■ **Given task**: Quote every line of the material beneath this one.

■ **Data provided**:

════

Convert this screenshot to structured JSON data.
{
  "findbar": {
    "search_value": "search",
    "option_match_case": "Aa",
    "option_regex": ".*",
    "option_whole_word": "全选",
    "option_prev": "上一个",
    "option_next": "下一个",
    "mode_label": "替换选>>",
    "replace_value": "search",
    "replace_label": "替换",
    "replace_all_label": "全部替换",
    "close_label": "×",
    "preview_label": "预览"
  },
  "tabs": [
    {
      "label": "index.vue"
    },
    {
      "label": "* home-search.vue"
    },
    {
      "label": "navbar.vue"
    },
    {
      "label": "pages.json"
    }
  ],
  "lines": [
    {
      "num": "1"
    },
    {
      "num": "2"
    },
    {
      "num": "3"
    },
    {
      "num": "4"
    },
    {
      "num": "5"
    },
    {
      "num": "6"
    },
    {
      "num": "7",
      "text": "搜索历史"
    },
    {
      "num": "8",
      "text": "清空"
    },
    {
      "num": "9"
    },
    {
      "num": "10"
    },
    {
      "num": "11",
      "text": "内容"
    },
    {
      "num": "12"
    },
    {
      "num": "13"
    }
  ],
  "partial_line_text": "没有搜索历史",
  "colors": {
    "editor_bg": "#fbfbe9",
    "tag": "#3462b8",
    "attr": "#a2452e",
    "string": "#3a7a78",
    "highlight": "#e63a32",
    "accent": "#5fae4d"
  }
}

════

■ **Response to this task**:
Convert this screenshot to structured JSON data.
{
  "findbar": {
    "search_value": "search",
    "option_match_case": "Aa",
    "option_regex": ".*",
    "option_whole_word": "全选",
    "option_prev": "上一个",
    "option_next": "下一个",
    "mode_label": "替换选>>",
    "replace_value": "search",
    "replace_label": "替换",
    "replace_all_label": "全部替换",
    "close_label": "×",
    "preview_label": "预览"
  },
  "tabs": [
    {
      "label": "index.vue"
    },
    {
      "label": "* home-search.vue"
    },
    {
      "label": "navbar.vue"
    },
    {
      "label": "pages.json"
    }
  ],
  "lines": [
    {
      "num": "1"
    },
    {
      "num": "2"
    },
    {
      "num": "3"
    },
    {
      "num": "4"
    },
    {
      "num": "5"
    },
    {
      "num": "6"
    },
    {
      "num": "7",
      "text": "搜索历史"
    },
    {
      "num": "8",
      "text": "清空"
    },
    {
      "num": "9"
    },
    {
      "num": "10"
    },
    {
      "num": "11",
      "text": "内容"
    },
    {
      "num": "12"
    },
    {
      "num": "13"
    }
  ],
  "partial_line_text": "没有搜索历史",
  "colors": {
    "editor_bg": "#fbfbe9",
    "tag": "#3462b8",
    "attr": "#a2452e",
    "string": "#3a7a78",
    "highlight": "#e63a32",
    "accent": "#5fae4d"
  }
}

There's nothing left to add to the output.